» Problem to solve
Set down all of the data exactly as it appears.

» Input data
* * *

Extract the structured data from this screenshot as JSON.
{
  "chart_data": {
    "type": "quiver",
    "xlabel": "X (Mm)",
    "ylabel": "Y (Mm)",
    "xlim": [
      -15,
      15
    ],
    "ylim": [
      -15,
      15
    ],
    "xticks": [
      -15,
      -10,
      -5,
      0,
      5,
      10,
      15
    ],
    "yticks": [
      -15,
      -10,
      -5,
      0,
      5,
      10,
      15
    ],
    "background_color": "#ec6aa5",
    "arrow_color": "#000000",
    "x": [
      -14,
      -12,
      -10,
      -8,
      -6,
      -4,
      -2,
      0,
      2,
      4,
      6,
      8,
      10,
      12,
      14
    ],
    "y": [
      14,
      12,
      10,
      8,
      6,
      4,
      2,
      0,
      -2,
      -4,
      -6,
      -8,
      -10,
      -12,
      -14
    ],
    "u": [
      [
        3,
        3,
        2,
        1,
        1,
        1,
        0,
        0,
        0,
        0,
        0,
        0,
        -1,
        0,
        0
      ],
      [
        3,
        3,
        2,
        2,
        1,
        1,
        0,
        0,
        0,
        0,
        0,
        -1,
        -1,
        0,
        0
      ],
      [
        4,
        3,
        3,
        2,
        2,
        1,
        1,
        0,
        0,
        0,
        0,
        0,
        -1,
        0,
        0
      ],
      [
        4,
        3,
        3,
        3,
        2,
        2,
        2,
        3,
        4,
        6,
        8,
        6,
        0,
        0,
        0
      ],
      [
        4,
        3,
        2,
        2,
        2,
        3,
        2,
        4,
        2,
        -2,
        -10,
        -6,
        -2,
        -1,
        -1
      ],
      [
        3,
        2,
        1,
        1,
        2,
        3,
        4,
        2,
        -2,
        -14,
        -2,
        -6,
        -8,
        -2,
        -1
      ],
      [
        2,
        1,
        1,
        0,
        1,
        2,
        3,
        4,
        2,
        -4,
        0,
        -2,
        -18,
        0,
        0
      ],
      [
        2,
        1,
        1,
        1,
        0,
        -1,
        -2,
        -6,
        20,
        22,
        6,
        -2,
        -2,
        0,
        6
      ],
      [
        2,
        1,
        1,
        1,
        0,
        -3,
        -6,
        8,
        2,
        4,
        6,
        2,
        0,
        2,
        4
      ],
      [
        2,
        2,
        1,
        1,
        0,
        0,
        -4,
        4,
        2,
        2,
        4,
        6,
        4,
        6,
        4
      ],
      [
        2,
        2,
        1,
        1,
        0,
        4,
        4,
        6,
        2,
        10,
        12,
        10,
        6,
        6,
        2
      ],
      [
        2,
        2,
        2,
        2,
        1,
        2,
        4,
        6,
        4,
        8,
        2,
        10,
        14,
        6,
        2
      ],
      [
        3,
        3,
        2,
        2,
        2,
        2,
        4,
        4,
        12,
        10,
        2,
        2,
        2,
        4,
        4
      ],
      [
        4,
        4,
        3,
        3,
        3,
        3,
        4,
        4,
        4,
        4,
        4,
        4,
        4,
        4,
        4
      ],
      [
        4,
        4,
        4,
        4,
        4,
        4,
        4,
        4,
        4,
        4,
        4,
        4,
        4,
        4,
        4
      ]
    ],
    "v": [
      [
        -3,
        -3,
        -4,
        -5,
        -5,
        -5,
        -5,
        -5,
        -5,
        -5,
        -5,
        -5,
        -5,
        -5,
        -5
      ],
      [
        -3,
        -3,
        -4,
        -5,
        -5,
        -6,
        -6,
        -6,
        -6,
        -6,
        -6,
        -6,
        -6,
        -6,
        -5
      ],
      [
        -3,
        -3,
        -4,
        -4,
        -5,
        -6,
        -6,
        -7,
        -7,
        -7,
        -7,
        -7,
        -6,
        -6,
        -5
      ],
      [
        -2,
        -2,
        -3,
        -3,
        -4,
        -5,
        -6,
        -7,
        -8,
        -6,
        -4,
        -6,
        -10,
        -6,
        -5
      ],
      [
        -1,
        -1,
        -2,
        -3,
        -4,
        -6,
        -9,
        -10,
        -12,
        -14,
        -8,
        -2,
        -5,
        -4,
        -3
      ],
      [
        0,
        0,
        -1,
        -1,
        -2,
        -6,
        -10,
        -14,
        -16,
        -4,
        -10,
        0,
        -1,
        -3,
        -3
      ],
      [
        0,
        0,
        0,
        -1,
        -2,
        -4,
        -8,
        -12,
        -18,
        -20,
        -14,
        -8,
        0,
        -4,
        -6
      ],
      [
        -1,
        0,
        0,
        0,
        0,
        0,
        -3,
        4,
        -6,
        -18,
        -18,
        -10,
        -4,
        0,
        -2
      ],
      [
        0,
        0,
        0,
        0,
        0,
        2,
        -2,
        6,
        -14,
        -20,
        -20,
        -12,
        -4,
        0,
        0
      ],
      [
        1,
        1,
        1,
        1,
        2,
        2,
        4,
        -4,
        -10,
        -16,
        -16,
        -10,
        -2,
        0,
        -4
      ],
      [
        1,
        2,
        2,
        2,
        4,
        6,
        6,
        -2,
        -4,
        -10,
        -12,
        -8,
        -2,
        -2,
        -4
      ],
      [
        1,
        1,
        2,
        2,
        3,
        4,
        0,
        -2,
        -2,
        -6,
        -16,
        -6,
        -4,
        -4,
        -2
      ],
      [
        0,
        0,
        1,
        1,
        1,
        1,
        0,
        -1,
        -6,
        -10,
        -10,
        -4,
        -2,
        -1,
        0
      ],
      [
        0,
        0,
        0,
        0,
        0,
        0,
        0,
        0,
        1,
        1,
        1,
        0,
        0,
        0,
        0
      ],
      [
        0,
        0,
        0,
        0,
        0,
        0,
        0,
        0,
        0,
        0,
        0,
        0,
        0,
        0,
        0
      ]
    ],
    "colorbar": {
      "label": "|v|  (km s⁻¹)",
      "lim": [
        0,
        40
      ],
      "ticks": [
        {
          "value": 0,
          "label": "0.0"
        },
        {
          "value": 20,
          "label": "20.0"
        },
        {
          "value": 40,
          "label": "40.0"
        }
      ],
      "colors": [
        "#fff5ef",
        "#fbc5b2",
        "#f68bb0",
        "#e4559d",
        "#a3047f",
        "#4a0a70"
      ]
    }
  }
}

* * *

» Complete answer
Extract the structured data from this screenshot as JSON.
{
  "chart_data": {
    "type": "quiver",
    "xlabel": "X (Mm)",
    "ylabel": "Y (Mm)",
    "xlim": [
      -15,
      15
    ],
    "ylim": [
      -15,
      15
    ],
    "xticks": [
      -15,
      -10,
      -5,
      0,
      5,
      10,
      15
    ],
    "yticks": [
      -15,
      -10,
      -5,
      0,
      5,
      10,
      15
    ],
    "background_color": "#ec6aa5",
    "arrow_color": "#000000",
    "x": [
      -14,
      -12,
      -10,
      -8,
      -6,
      -4,
      -2,
      0,
      2,
      4,
      6,
      8,
      10,
      12,
      14
    ],
    "y": [
      14,
      12,
      10,
      8,
      6,
      4,
      2,
      0,
      -2,
      -4,
      -6,
      -8,
      -10,
      -12,
      -14
    ],
    "u": [
      [
        3,
        3,
        2,
        1,
        1,
        1,
        0,
        0,
        0,
        0,
        0,
        0,
        -1,
        0,
        0
      ],
      [
        3,
        3,
        2,
        2,
        1,
        1,
        0,
        0,
        0,
        0,
        0,
        -1,
        -1,
        0,
        0
      ],
      [
        4,
        3,
        3,
        2,
        2,
        1,
        1,
        0,
        0,
        0,
        0,
        0,
        -1,
        0,
        0
      ],
      [
        4,
        3,
        3,
        3,
        2,
        2,
        2,
        3,
        4,
        6,
        8,
        6,
        0,
        0,
        0
      ],
      [
        4,
        3,
        2,
        2,
        2,
        3,
        2,
        4,
        2,
        -2,
        -10,
        -6,
        -2,
        -1,
        -1
      ],
      [
        3,
        2,
        1,
        1,
        2,
        3,
        4,
        2,
        -2,
        -14,
        -2,
        -6,
        -8,
        -2,
        -1
      ],
      [
        2,
        1,
        1,
        0,
        1,
        2,
        3,
        4,
        2,
        -4,
        0,
        -2,
        -18,
        0,
        0
      ],
      [
        2,
        1,
        1,
        1,
        0,
        -1,
        -2,
        -6,
        20,
        22,
        6,
        -2,
        -2,
        0,
        6
      ],
      [
        2,
        1,
        1,
        1,
        0,
        -3,
        -6,
        8,
        2,
        4,
        6,
        2,
        0,
        2,
        4
      ],
      [
        2,
        2,
        1,
        1,
        0,
        0,
        -4,
        4,
        2,
        2,
        4,
        6,
        4,
        6,
        4
      ],
      [
        2,
        2,
        1,
        1,
        0,
        4,
        4,
        6,
        2,
        10,
        12,
        10,
        6,
        6,
        2
      ],
      [
        2,
        2,
        2,
        2,
        1,
        2,
        4,
        6,
        4,
        8,
        2,
        10,
        14,
        6,
        2
      ],
      [
        3,
        3,
        2,
        2,
        2,
        2,
        4,
        4,
        12,
        10,
        2,
        2,
        2,
        4,
        4
      ],
      [
        4,
        4,
        3,
        3,
        3,
        3,
        4,
        4,
        4,
        4,
        4,
        4,
        4,
        4,
        4
      ],
      [
        4,
        4,
        4,
        4,
        4,
        4,
        4,
        4,
        4,
        4,
        4,
        4,
        4,
        4,
        4
      ]
    ],
    "v": [
      [
        -3,
        -3,
        -4,
        -5,
        -5,
        -5,
        -5,
        -5,
        -5,
        -5,
        -5,
        -5,
        -5,
        -5,
        -5
      ],
      [
        -3,
        -3,
        -4,
        -5,
        -5,
        -6,
        -6,
        -6,
        -6,
        -6,
        -6,
        -6,
        -6,
        -6,
        -5
      ],
      [
        -3,
        -3,
        -4,
        -4,
        -5,
        -6,
        -6,
        -7,
        -7,
        -7,
        -7,
        -7,
        -6,
        -6,
        -5
      ],
      [
        -2,
        -2,
        -3,
        -3,
        -4,
        -5,
        -6,
        -7,
        -8,
        -6,
        -4,
        -6,
        -10,
        -6,
        -5
      ],
      [
        -1,
        -1,
        -2,
        -3,
        -4,
        -6,
        -9,
        -10,
        -12,
        -14,
        -8,
        -2,
        -5,
        -4,
        -3
      ],
      [
        0,
        0,
        -1,
        -1,
        -2,
        -6,
        -10,
        -14,
        -16,
        -4,
        -10,
        0,
        -1,
        -3,
        -3
      ],
      [
        0,
        0,
        0,
        -1,
        -2,
        -4,
        -8,
        -12,
        -18,
        -20,
        -14,
        -8,
        0,
        -4,
        -6
      ],
      [
        -1,
        0,
        0,
        0,
        0,
        0,
        -3,
        4,
        -6,
        -18,
        -18,
        -10,
        -4,
        0,
        -2
      ],
      [
        0,
        0,
        0,
        0,
        0,
        2,
        -2,
        6,
        -14,
        -20,
        -20,
        -12,
        -4,
        0,
        0
      ],
      [
        1,
        1,
        1,
        1,
        2,
        2,
        4,
        -4,
        -10,
        -16,
        -16,
        -10,
        -2,
        0,
        -4
      ],
      [
        1,
        2,
        2,
        2,
        4,
        6,
        6,
        -2,
        -4,
        -10,
        -12,
        -8,
        -2,
        -2,
        -4
      ],
      [
        1,
        1,
        2,
        2,
        3,
        4,
        0,
        -2,
        -2,
        -6,
        -16,
        -6,
        -4,
        -4,
        -2
      ],
      [
        0,
        0,
        1,
        1,
        1,
        1,
        0,
        -1,
        -6,
        -10,
        -10,
        -4,
        -2,
        -1,
        0
      ],
      [
        0,
        0,
        0,
        0,
        0,
        0,
        0,
        0,
        1,
        1,
        1,
        0,
        0,
        0,
        0
      ],
      [
        0,
        0,
        0,
        0,
        0,
        0,
        0,
        0,
        0,
        0,
        0,
        0,
        0,
        0,
        0
      ]
    ],
    "colorbar": {
      "label": "|v|  (km s⁻¹)",
      "lim": [
        0,
        40
      ],
      "ticks": [
        {
          "value": 0,
          "label": "0.0"
        },
        {
          "value": 20,
          "label": "20.0"
        },
        {
          "value": 40,
          "label": "40.0"
        }
      ],
      "colors": [
        "#fff5ef",
        "#fbc5b2",
        "#f68bb0",
        "#e4559d",
        "#a3047f",
        "#4a0a70"
      ]
    }
  }
}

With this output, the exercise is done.